### [DIRECTIVE]
Find the lines that hold the word "Bayonne" and return them.

☆ ☆ ☆

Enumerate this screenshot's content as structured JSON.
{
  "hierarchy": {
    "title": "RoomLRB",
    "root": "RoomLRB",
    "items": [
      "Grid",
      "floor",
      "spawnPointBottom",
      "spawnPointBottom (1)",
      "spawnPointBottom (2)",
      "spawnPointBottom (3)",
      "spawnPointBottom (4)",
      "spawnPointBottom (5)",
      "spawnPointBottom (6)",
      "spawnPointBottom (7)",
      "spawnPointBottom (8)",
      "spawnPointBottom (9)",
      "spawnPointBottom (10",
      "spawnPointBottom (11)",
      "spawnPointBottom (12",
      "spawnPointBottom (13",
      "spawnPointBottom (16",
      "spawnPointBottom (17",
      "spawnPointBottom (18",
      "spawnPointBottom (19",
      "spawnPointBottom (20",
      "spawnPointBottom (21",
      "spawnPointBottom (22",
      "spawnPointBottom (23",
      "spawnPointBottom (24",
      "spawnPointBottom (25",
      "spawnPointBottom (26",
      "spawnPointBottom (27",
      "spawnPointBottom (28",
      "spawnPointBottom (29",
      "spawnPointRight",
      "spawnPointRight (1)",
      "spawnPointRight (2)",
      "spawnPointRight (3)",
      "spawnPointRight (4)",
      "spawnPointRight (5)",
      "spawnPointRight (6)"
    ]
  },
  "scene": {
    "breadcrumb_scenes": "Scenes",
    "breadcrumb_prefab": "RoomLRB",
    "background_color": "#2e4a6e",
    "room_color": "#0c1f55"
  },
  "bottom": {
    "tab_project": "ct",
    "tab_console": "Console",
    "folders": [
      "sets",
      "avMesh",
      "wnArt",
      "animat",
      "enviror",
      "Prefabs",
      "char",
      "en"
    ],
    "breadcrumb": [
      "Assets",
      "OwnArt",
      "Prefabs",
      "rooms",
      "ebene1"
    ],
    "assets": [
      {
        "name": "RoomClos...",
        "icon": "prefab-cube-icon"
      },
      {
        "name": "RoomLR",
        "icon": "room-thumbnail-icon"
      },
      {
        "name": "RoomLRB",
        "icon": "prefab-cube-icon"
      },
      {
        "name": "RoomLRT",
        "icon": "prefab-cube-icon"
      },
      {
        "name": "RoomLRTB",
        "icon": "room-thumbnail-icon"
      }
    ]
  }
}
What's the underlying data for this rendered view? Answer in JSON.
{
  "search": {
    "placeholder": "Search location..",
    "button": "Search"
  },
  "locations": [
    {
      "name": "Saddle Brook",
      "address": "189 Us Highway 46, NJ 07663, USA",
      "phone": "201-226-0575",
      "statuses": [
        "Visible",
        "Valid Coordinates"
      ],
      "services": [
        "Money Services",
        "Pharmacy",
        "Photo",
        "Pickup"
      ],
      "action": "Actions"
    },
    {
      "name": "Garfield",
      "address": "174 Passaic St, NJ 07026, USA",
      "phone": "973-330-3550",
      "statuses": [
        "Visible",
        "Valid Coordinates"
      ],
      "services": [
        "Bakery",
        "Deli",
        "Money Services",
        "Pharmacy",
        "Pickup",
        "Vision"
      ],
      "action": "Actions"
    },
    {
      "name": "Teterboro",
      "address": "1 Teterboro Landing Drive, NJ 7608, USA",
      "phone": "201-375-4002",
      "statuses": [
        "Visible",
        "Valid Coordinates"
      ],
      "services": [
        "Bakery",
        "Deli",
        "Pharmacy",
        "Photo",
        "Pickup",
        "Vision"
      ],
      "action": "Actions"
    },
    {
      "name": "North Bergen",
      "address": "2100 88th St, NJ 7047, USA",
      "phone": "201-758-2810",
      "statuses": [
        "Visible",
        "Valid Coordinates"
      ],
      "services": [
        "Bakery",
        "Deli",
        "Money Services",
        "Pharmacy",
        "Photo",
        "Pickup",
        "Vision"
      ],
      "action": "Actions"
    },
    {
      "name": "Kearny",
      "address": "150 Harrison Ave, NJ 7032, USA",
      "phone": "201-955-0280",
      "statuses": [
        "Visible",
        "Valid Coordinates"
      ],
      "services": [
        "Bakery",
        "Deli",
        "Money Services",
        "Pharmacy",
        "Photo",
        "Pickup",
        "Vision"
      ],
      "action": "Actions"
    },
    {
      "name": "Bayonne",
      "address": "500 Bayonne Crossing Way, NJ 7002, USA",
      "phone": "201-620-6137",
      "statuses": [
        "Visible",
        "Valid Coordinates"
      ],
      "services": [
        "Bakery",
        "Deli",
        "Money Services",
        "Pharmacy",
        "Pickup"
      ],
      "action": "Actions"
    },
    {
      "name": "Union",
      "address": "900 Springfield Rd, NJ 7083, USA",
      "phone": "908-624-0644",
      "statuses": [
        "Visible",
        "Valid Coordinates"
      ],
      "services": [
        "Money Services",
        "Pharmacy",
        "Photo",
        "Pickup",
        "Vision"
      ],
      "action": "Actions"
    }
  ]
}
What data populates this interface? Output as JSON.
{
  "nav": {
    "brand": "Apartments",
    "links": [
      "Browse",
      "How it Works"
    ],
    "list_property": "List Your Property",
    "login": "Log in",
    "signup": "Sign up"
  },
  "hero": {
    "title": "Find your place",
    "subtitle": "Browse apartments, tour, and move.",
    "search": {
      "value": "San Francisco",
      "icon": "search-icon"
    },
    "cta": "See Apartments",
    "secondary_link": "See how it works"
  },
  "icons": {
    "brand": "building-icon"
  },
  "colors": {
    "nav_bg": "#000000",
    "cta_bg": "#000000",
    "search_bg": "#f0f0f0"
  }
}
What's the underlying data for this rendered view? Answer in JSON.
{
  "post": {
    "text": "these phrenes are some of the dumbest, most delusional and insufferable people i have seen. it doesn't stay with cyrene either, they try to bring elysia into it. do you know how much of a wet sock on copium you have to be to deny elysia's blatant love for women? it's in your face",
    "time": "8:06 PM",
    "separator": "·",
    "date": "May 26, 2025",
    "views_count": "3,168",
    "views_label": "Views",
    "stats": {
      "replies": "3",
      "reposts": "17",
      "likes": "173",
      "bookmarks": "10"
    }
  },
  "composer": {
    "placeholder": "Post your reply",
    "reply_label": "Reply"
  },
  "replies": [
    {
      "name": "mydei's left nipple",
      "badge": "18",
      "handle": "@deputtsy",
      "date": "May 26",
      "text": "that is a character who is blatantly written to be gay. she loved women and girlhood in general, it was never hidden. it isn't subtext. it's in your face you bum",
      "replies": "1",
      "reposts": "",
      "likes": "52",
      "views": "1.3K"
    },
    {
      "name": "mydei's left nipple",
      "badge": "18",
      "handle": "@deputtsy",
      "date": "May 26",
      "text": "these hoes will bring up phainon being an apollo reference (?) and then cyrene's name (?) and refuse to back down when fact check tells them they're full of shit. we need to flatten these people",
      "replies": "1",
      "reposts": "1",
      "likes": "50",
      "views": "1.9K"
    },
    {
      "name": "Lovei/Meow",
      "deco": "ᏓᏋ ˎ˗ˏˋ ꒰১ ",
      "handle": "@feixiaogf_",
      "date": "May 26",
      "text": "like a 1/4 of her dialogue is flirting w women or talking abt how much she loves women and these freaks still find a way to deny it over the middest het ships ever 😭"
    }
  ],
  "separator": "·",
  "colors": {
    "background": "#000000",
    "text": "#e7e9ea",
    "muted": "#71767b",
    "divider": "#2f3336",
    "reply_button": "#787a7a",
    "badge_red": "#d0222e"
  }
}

☆ ☆ ☆

### [FULL SOLUTION]
      "name": "Bayonne",
      "address": "500 Bayonne Crossing Way, NJ 7002, USA",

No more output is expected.